* [Directive] Identify the lines that include the word "four", then copy all of them.

* [Material]
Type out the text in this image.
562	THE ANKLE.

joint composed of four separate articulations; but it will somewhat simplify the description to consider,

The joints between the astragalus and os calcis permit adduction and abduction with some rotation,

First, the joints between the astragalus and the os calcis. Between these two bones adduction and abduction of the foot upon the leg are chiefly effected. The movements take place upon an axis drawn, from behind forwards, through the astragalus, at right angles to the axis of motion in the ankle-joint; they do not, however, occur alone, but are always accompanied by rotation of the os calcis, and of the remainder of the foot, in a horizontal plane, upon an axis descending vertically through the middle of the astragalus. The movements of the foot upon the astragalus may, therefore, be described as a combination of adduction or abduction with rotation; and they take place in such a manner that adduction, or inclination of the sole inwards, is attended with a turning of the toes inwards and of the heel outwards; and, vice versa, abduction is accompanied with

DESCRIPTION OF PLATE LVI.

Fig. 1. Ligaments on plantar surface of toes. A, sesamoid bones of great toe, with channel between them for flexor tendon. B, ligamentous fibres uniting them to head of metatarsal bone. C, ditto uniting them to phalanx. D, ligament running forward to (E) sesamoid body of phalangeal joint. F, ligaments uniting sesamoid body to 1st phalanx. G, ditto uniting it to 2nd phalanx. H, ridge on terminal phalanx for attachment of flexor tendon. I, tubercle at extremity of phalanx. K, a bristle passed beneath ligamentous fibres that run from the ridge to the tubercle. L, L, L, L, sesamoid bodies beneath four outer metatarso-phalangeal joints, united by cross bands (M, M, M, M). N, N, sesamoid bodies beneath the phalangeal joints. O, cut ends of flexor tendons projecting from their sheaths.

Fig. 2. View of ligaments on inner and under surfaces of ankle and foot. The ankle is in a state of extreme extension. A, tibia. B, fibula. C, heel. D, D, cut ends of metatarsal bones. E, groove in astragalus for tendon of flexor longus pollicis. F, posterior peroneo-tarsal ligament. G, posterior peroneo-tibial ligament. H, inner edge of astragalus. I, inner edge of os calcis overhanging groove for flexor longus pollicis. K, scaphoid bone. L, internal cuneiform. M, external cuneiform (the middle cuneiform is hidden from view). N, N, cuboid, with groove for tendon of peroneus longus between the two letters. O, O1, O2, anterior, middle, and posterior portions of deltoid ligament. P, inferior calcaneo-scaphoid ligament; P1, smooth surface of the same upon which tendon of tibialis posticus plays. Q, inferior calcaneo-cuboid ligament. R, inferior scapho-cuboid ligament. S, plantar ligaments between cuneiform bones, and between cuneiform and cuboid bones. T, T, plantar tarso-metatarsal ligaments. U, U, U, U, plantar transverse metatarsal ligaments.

* [The output]
joint composed of four separate articulations; but it will somewhat simplify the description to consider,
Fig. 1. Ligaments on plantar surface of toes. A, sesamoid bones of great toe, with channel between them for flexor tendon. B, ligamentous fibres uniting them to head of metatarsal bone. C, ditto uniting them to phalanx. D, ligament running forward to (E) sesamoid body of phalangeal joint. F, ligaments uniting sesamoid body to 1st phalanx. G, ditto uniting it to 2nd phalanx. H, ridge on terminal phalanx for attachment of flexor tendon. I, tubercle at extremity of phalanx. K, a bristle passed beneath ligamentous fibres that run from the ridge to the tubercle. L, L, L, L, sesamoid bodies beneath four outer metatarso-phalangeal joints, united by cross bands (M, M, M, M). N, N, sesamoid bodies beneath the phalangeal joints. O, cut ends of flexor tendons projecting from their sheaths.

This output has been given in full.